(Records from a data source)
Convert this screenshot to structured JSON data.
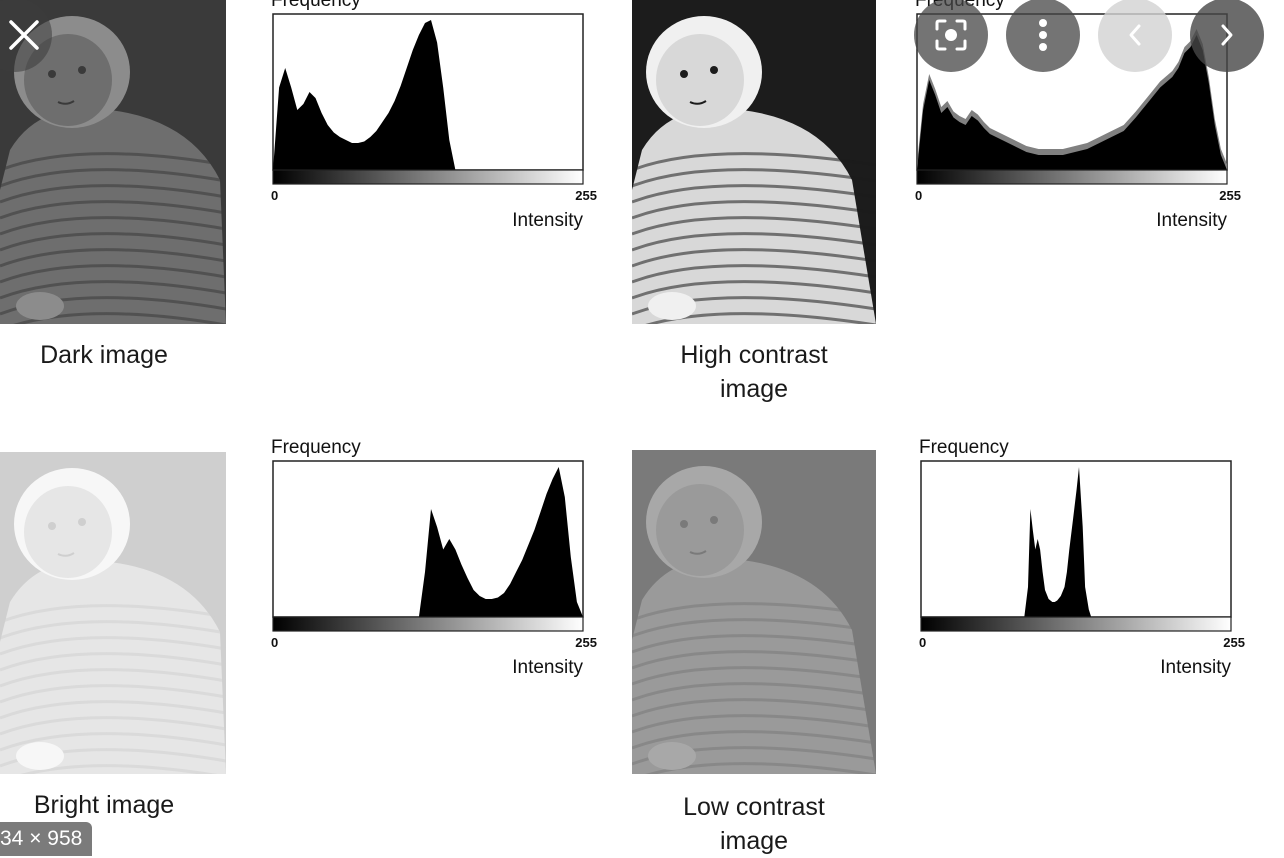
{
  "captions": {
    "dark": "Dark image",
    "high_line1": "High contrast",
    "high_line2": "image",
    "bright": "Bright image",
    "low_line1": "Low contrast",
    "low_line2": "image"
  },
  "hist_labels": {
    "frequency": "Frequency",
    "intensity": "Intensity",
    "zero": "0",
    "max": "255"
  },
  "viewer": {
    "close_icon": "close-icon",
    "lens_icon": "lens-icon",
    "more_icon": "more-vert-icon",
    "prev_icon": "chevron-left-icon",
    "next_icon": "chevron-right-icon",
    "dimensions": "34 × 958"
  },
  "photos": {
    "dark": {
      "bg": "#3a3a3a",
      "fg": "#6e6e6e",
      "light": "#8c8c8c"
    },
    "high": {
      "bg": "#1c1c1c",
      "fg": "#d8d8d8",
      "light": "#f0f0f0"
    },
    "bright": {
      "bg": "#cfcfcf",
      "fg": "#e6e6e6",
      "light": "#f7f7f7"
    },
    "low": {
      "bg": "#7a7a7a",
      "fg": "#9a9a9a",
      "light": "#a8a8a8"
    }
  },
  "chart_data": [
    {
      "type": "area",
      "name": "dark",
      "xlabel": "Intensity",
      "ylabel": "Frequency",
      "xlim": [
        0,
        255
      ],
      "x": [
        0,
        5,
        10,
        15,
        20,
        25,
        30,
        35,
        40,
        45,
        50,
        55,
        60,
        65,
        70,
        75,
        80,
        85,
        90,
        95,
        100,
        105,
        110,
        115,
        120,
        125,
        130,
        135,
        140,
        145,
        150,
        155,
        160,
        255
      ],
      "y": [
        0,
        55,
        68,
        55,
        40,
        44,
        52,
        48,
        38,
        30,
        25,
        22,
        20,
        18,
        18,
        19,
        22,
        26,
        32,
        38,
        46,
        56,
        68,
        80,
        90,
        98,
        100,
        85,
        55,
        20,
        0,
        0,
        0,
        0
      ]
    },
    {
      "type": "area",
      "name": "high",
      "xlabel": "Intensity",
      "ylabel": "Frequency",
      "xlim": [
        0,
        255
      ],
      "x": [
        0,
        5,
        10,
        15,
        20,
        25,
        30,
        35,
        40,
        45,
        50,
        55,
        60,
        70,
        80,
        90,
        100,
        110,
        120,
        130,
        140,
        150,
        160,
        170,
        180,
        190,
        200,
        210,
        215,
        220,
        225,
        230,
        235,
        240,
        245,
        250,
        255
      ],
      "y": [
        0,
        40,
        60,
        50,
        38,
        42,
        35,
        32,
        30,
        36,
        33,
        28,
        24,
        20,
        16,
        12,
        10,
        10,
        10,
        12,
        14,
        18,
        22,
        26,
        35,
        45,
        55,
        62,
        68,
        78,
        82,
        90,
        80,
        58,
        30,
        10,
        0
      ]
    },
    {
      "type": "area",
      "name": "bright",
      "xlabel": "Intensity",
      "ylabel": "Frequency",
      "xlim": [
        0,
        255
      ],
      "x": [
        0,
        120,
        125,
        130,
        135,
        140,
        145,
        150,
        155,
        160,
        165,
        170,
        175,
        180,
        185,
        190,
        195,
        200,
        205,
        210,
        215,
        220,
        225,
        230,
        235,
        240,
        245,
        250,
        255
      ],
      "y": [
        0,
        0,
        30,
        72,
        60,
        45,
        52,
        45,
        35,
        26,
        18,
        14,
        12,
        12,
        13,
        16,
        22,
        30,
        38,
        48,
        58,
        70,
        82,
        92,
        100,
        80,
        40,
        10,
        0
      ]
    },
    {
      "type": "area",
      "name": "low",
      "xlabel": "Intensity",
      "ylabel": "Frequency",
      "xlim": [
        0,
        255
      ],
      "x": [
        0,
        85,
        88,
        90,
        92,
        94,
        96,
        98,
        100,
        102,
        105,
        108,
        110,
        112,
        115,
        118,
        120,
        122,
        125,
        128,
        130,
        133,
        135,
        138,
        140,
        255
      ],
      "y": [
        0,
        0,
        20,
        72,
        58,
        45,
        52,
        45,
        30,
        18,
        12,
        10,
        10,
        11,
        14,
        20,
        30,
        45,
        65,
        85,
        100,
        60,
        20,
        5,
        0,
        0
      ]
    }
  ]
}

WHAT IS EXPECTED »
The records shown above are to be repeated exactly, with the pictures left out.

COMPLETE RESPONSE »
Convert this screenshot to structured JSON data.
{
  "captions": {
    "dark": "Dark image",
    "high_line1": "High contrast",
    "high_line2": "image",
    "bright": "Bright image",
    "low_line1": "Low contrast",
    "low_line2": "image"
  },
  "hist_labels": {
    "frequency": "Frequency",
    "intensity": "Intensity",
    "zero": "0",
    "max": "255"
  },
  "viewer": {
    "close_icon": "close-icon",
    "lens_icon": "lens-icon",
    "more_icon": "more-vert-icon",
    "prev_icon": "chevron-left-icon",
    "next_icon": "chevron-right-icon",
    "dimensions": "34 × 958"
  },
  "photos": {
    "dark": {
      "bg": "#3a3a3a",
      "fg": "#6e6e6e",
      "light": "#8c8c8c"
    },
    "high": {
      "bg": "#1c1c1c",
      "fg": "#d8d8d8",
      "light": "#f0f0f0"
    },
    "bright": {
      "bg": "#cfcfcf",
      "fg": "#e6e6e6",
      "light": "#f7f7f7"
    },
    "low": {
      "bg": "#7a7a7a",
      "fg": "#9a9a9a",
      "light": "#a8a8a8"
    }
  },
  "chart_data": [
    {
      "type": "area",
      "name": "dark",
      "xlabel": "Intensity",
      "ylabel": "Frequency",
      "xlim": [
        0,
        255
      ],
      "x": [
        0,
        5,
        10,
        15,
        20,
        25,
        30,
        35,
        40,
        45,
        50,
        55,
        60,
        65,
        70,
        75,
        80,
        85,
        90,
        95,
        100,
        105,
        110,
        115,
        120,
        125,
        130,
        135,
        140,
        145,
        150,
        155,
        160,
        255
      ],
      "y": [
        0,
        55,
        68,
        55,
        40,
        44,
        52,
        48,
        38,
        30,
        25,
        22,
        20,
        18,
        18,
        19,
        22,
        26,
        32,
        38,
        46,
        56,
        68,
        80,
        90,
        98,
        100,
        85,
        55,
        20,
        0,
        0,
        0,
        0
      ]
    },
    {
      "type": "area",
      "name": "high",
      "xlabel": "Intensity",
      "ylabel": "Frequency",
      "xlim": [
        0,
        255
      ],
      "x": [
        0,
        5,
        10,
        15,
        20,
        25,
        30,
        35,
        40,
        45,
        50,
        55,
        60,
        70,
        80,
        90,
        100,
        110,
        120,
        130,
        140,
        150,
        160,
        170,
        180,
        190,
        200,
        210,
        215,
        220,
        225,
        230,
        235,
        240,
        245,
        250,
        255
      ],
      "y": [
        0,
        40,
        60,
        50,
        38,
        42,
        35,
        32,
        30,
        36,
        33,
        28,
        24,
        20,
        16,
        12,
        10,
        10,
        10,
        12,
        14,
        18,
        22,
        26,
        35,
        45,
        55,
        62,
        68,
        78,
        82,
        90,
        80,
        58,
        30,
        10,
        0
      ]
    },
    {
      "type": "area",
      "name": "bright",
      "xlabel": "Intensity",
      "ylabel": "Frequency",
      "xlim": [
        0,
        255
      ],
      "x": [
        0,
        120,
        125,
        130,
        135,
        140,
        145,
        150,
        155,
        160,
        165,
        170,
        175,
        180,
        185,
        190,
        195,
        200,
        205,
        210,
        215,
        220,
        225,
        230,
        235,
        240,
        245,
        250,
        255
      ],
      "y": [
        0,
        0,
        30,
        72,
        60,
        45,
        52,
        45,
        35,
        26,
        18,
        14,
        12,
        12,
        13,
        16,
        22,
        30,
        38,
        48,
        58,
        70,
        82,
        92,
        100,
        80,
        40,
        10,
        0
      ]
    },
    {
      "type": "area",
      "name": "low",
      "xlabel": "Intensity",
      "ylabel": "Frequency",
      "xlim": [
        0,
        255
      ],
      "x": [
        0,
        85,
        88,
        90,
        92,
        94,
        96,
        98,
        100,
        102,
        105,
        108,
        110,
        112,
        115,
        118,
        120,
        122,
        125,
        128,
        130,
        133,
        135,
        138,
        140,
        255
      ],
      "y": [
        0,
        0,
        20,
        72,
        58,
        45,
        52,
        45,
        30,
        18,
        12,
        10,
        10,
        11,
        14,
        20,
        30,
        45,
        65,
        85,
        100,
        60,
        20,
        5,
        0,
        0
      ]
    }
  ]
}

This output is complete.